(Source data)
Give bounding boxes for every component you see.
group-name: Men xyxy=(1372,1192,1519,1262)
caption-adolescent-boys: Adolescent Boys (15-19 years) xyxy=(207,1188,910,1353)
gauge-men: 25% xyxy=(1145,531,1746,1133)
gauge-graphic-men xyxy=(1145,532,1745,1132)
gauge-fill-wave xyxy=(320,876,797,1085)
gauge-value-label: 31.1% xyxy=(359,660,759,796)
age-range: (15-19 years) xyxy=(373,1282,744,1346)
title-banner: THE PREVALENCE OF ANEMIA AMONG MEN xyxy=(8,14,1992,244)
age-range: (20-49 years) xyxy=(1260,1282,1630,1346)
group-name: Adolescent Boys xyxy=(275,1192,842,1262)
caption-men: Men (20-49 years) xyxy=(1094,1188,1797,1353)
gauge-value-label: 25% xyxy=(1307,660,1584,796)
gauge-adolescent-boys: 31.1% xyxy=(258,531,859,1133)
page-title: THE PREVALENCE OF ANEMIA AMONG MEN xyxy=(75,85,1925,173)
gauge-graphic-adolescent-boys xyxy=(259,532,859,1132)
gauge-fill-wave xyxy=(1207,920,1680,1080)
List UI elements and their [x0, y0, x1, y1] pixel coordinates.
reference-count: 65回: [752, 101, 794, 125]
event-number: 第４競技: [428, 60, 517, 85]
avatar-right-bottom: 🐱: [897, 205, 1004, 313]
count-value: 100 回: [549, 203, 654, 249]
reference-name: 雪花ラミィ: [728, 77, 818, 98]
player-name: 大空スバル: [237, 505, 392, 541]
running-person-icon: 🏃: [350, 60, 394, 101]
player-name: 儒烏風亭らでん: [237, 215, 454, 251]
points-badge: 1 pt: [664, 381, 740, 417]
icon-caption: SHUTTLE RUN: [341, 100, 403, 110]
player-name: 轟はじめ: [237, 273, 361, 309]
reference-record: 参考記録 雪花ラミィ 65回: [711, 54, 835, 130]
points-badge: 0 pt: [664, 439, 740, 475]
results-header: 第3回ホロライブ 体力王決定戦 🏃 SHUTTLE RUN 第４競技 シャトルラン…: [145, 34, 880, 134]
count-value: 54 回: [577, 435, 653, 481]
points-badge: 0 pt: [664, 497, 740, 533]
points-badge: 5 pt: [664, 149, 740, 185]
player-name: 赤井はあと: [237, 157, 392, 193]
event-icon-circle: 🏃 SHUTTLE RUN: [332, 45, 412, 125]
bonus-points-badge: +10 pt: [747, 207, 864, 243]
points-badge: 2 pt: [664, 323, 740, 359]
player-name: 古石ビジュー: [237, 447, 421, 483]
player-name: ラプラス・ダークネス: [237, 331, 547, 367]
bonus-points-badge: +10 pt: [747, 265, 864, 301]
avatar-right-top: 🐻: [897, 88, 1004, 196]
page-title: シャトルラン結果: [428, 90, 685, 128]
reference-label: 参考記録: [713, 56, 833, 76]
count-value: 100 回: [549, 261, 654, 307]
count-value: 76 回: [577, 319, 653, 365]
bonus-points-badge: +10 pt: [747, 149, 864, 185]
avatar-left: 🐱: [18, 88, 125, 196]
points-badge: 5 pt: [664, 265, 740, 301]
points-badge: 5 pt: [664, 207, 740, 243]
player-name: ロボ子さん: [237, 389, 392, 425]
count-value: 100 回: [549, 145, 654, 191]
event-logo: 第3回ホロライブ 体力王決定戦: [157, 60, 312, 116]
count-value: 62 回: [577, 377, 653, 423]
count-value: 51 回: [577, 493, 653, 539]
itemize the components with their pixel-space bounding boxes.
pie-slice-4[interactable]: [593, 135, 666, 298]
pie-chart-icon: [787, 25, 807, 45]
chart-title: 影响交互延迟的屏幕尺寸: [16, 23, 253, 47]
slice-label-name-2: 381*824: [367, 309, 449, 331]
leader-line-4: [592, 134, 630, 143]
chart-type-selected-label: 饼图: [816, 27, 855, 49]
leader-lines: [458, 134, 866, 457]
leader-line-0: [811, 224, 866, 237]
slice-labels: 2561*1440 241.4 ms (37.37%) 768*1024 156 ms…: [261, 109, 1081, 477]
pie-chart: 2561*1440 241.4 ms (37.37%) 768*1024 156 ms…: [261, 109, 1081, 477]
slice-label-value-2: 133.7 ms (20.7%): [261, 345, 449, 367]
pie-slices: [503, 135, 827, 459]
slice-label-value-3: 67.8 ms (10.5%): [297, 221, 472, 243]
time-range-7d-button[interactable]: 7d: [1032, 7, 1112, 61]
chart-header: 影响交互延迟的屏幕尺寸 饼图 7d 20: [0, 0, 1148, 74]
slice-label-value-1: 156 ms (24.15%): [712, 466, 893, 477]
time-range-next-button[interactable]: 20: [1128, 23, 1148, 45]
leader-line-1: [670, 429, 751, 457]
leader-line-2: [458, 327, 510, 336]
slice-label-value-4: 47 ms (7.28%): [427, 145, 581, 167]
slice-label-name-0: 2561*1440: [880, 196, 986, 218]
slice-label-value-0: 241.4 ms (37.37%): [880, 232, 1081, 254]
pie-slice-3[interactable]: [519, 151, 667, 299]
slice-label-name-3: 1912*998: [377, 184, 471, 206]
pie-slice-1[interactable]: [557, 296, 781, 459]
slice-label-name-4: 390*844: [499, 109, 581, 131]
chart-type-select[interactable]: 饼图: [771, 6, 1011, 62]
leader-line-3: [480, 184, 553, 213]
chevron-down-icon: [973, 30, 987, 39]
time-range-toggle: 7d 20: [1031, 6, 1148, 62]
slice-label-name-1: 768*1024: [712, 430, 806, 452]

▶ SHORT PROBLEM: Copy every line of the records above word for word, without changing anything.

▶ FULL RESPONSE:
Give bounding boxes for every component you see.
group-name: Men xyxy=(1372,1192,1519,1262)
caption-adolescent-boys: Adolescent Boys (15-19 years) xyxy=(207,1188,910,1353)
gauge-men: 25% xyxy=(1145,531,1746,1133)
gauge-graphic-men xyxy=(1145,532,1745,1132)
gauge-fill-wave xyxy=(320,876,797,1085)
gauge-value-label: 31.1% xyxy=(359,660,759,796)
age-range: (15-19 years) xyxy=(373,1282,744,1346)
title-banner: THE PREVALENCE OF ANEMIA AMONG MEN xyxy=(8,14,1992,244)
age-range: (20-49 years) xyxy=(1260,1282,1630,1346)
group-name: Adolescent Boys xyxy=(275,1192,842,1262)
caption-men: Men (20-49 years) xyxy=(1094,1188,1797,1353)
gauge-value-label: 25% xyxy=(1307,660,1584,796)
gauge-adolescent-boys: 31.1% xyxy=(258,531,859,1133)
page-title: THE PREVALENCE OF ANEMIA AMONG MEN xyxy=(75,85,1925,173)
gauge-graphic-adolescent-boys xyxy=(259,532,859,1132)
gauge-fill-wave xyxy=(1207,920,1680,1080)
List UI elements and their [x0, y0, x1, y1] pixel coordinates.
reference-count: 65回: [752, 101, 794, 125]
event-number: 第４競技: [428, 60, 517, 85]
avatar-right-bottom: 🐱: [897, 205, 1004, 313]
count-value: 100 回: [549, 203, 654, 249]
reference-name: 雪花ラミィ: [728, 77, 818, 98]
player-name: 大空スバル: [237, 505, 392, 541]
running-person-icon: 🏃: [350, 60, 394, 101]
player-name: 儒烏風亭らでん: [237, 215, 454, 251]
points-badge: 1 pt: [664, 381, 740, 417]
icon-caption: SHUTTLE RUN: [341, 100, 403, 110]
player-name: 轟はじめ: [237, 273, 361, 309]
reference-record: 参考記録 雪花ラミィ 65回: [711, 54, 835, 130]
points-badge: 0 pt: [664, 439, 740, 475]
results-header: 第3回ホロライブ 体力王決定戦 🏃 SHUTTLE RUN 第４競技 シャトルラン…: [145, 34, 880, 134]
count-value: 54 回: [577, 435, 653, 481]
points-badge: 0 pt: [664, 497, 740, 533]
points-badge: 5 pt: [664, 149, 740, 185]
player-name: 赤井はあと: [237, 157, 392, 193]
event-icon-circle: 🏃 SHUTTLE RUN: [332, 45, 412, 125]
bonus-points-badge: +10 pt: [747, 207, 864, 243]
points-badge: 2 pt: [664, 323, 740, 359]
player-name: 古石ビジュー: [237, 447, 421, 483]
player-name: ラプラス・ダークネス: [237, 331, 547, 367]
bonus-points-badge: +10 pt: [747, 265, 864, 301]
avatar-right-top: 🐻: [897, 88, 1004, 196]
page-title: シャトルラン結果: [428, 90, 685, 128]
reference-label: 参考記録: [713, 56, 833, 76]
count-value: 100 回: [549, 261, 654, 307]
count-value: 76 回: [577, 319, 653, 365]
bonus-points-badge: +10 pt: [747, 149, 864, 185]
avatar-left: 🐱: [18, 88, 125, 196]
points-badge: 5 pt: [664, 265, 740, 301]
points-badge: 5 pt: [664, 207, 740, 243]
player-name: ロボ子さん: [237, 389, 392, 425]
count-value: 100 回: [549, 145, 654, 191]
event-logo: 第3回ホロライブ 体力王決定戦: [157, 60, 312, 116]
count-value: 62 回: [577, 377, 653, 423]
count-value: 51 回: [577, 493, 653, 539]
itemize the components with their pixel-space bounding boxes.
pie-slice-4[interactable]: [593, 135, 666, 298]
pie-chart-icon: [787, 25, 807, 45]
chart-title: 影响交互延迟的屏幕尺寸: [16, 23, 253, 47]
slice-label-name-2: 381*824: [367, 309, 449, 331]
leader-line-4: [592, 134, 630, 143]
chart-type-selected-label: 饼图: [816, 27, 855, 49]
leader-lines: [458, 134, 866, 457]
leader-line-0: [811, 224, 866, 237]
slice-labels: 2561*1440 241.4 ms (37.37%) 768*1024 156 ms…: [261, 109, 1081, 477]
pie-chart: 2561*1440 241.4 ms (37.37%) 768*1024 156 ms…: [261, 109, 1081, 477]
slice-label-value-2: 133.7 ms (20.7%): [261, 345, 449, 367]
pie-slices: [503, 135, 827, 459]
slice-label-value-3: 67.8 ms (10.5%): [297, 221, 472, 243]
time-range-7d-button[interactable]: 7d: [1032, 7, 1112, 61]
chart-header: 影响交互延迟的屏幕尺寸 饼图 7d 20: [0, 0, 1148, 74]
slice-label-value-1: 156 ms (24.15%): [712, 466, 893, 477]
time-range-next-button[interactable]: 20: [1128, 23, 1148, 45]
leader-line-1: [670, 429, 751, 457]
leader-line-2: [458, 327, 510, 336]
slice-label-value-4: 47 ms (7.28%): [427, 145, 581, 167]
slice-label-name-0: 2561*1440: [880, 196, 986, 218]
slice-label-value-0: 241.4 ms (37.37%): [880, 232, 1081, 254]
pie-slice-3[interactable]: [519, 151, 667, 299]
slice-label-name-3: 1912*998: [377, 184, 471, 206]
pie-slice-1[interactable]: [557, 296, 781, 459]
slice-label-name-4: 390*844: [499, 109, 581, 131]
chart-type-select[interactable]: 饼图: [771, 6, 1011, 62]
leader-line-3: [480, 184, 553, 213]
chevron-down-icon: [973, 30, 987, 39]
time-range-toggle: 7d 20: [1031, 6, 1148, 62]
slice-label-name-1: 768*1024: [712, 430, 806, 452]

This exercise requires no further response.